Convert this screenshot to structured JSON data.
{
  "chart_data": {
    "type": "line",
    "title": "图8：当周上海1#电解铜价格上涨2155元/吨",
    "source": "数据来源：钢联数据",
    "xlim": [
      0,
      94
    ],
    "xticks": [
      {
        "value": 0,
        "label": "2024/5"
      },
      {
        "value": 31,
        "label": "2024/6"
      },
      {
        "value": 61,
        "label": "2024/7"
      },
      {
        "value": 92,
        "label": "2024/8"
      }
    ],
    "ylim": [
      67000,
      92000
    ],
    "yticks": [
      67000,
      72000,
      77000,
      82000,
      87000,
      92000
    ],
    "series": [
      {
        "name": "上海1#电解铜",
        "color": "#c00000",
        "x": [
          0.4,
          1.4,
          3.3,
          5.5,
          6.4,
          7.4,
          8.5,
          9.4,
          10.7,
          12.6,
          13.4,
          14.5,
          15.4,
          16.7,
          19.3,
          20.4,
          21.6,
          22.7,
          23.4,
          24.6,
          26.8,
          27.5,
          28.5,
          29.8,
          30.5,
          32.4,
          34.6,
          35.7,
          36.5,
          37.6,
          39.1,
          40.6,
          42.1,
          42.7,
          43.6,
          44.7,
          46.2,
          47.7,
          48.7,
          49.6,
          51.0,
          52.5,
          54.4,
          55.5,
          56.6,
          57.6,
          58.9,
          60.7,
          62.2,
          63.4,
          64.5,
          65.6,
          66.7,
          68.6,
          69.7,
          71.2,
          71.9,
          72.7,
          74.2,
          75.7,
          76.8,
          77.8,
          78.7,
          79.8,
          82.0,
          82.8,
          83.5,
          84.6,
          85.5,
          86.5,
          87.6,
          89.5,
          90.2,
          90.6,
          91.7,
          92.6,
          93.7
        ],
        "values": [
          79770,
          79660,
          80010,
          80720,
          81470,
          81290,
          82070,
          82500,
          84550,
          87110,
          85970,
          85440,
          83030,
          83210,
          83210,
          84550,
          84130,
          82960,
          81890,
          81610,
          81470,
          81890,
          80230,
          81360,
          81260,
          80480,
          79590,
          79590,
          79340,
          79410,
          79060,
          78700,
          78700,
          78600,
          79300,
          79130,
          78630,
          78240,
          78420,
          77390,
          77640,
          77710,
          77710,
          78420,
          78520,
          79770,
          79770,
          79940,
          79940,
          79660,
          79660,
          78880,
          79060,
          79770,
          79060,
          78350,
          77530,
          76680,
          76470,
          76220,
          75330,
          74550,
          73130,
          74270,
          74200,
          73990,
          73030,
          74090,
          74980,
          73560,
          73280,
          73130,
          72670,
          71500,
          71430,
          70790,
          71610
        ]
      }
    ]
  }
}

+===+

Every line above needs to be retyped exactly.

▸ **WRITTEN SOLUTION**
Convert this screenshot to structured JSON data.
{
  "chart_data": {
    "type": "line",
    "title": "图8：当周上海1#电解铜价格上涨2155元/吨",
    "source": "数据来源：钢联数据",
    "xlim": [
      0,
      94
    ],
    "xticks": [
      {
        "value": 0,
        "label": "2024/5"
      },
      {
        "value": 31,
        "label": "2024/6"
      },
      {
        "value": 61,
        "label": "2024/7"
      },
      {
        "value": 92,
        "label": "2024/8"
      }
    ],
    "ylim": [
      67000,
      92000
    ],
    "yticks": [
      67000,
      72000,
      77000,
      82000,
      87000,
      92000
    ],
    "series": [
      {
        "name": "上海1#电解铜",
        "color": "#c00000",
        "x": [
          0.4,
          1.4,
          3.3,
          5.5,
          6.4,
          7.4,
          8.5,
          9.4,
          10.7,
          12.6,
          13.4,
          14.5,
          15.4,
          16.7,
          19.3,
          20.4,
          21.6,
          22.7,
          23.4,
          24.6,
          26.8,
          27.5,
          28.5,
          29.8,
          30.5,
          32.4,
          34.6,
          35.7,
          36.5,
          37.6,
          39.1,
          40.6,
          42.1,
          42.7,
          43.6,
          44.7,
          46.2,
          47.7,
          48.7,
          49.6,
          51.0,
          52.5,
          54.4,
          55.5,
          56.6,
          57.6,
          58.9,
          60.7,
          62.2,
          63.4,
          64.5,
          65.6,
          66.7,
          68.6,
          69.7,
          71.2,
          71.9,
          72.7,
          74.2,
          75.7,
          76.8,
          77.8,
          78.7,
          79.8,
          82.0,
          82.8,
          83.5,
          84.6,
          85.5,
          86.5,
          87.6,
          89.5,
          90.2,
          90.6,
          91.7,
          92.6,
          93.7
        ],
        "values": [
          79770,
          79660,
          80010,
          80720,
          81470,
          81290,
          82070,
          82500,
          84550,
          87110,
          85970,
          85440,
          83030,
          83210,
          83210,
          84550,
          84130,
          82960,
          81890,
          81610,
          81470,
          81890,
          80230,
          81360,
          81260,
          80480,
          79590,
          79590,
          79340,
          79410,
          79060,
          78700,
          78700,
          78600,
          79300,
          79130,
          78630,
          78240,
          78420,
          77390,
          77640,
          77710,
          77710,
          78420,
          78520,
          79770,
          79770,
          79940,
          79940,
          79660,
          79660,
          78880,
          79060,
          79770,
          79060,
          78350,
          77530,
          76680,
          76470,
          76220,
          75330,
          74550,
          73130,
          74270,
          74200,
          73990,
          73030,
          74090,
          74980,
          73560,
          73280,
          73130,
          72670,
          71500,
          71430,
          70790,
          71610
        ]
      }
    ]
  }
}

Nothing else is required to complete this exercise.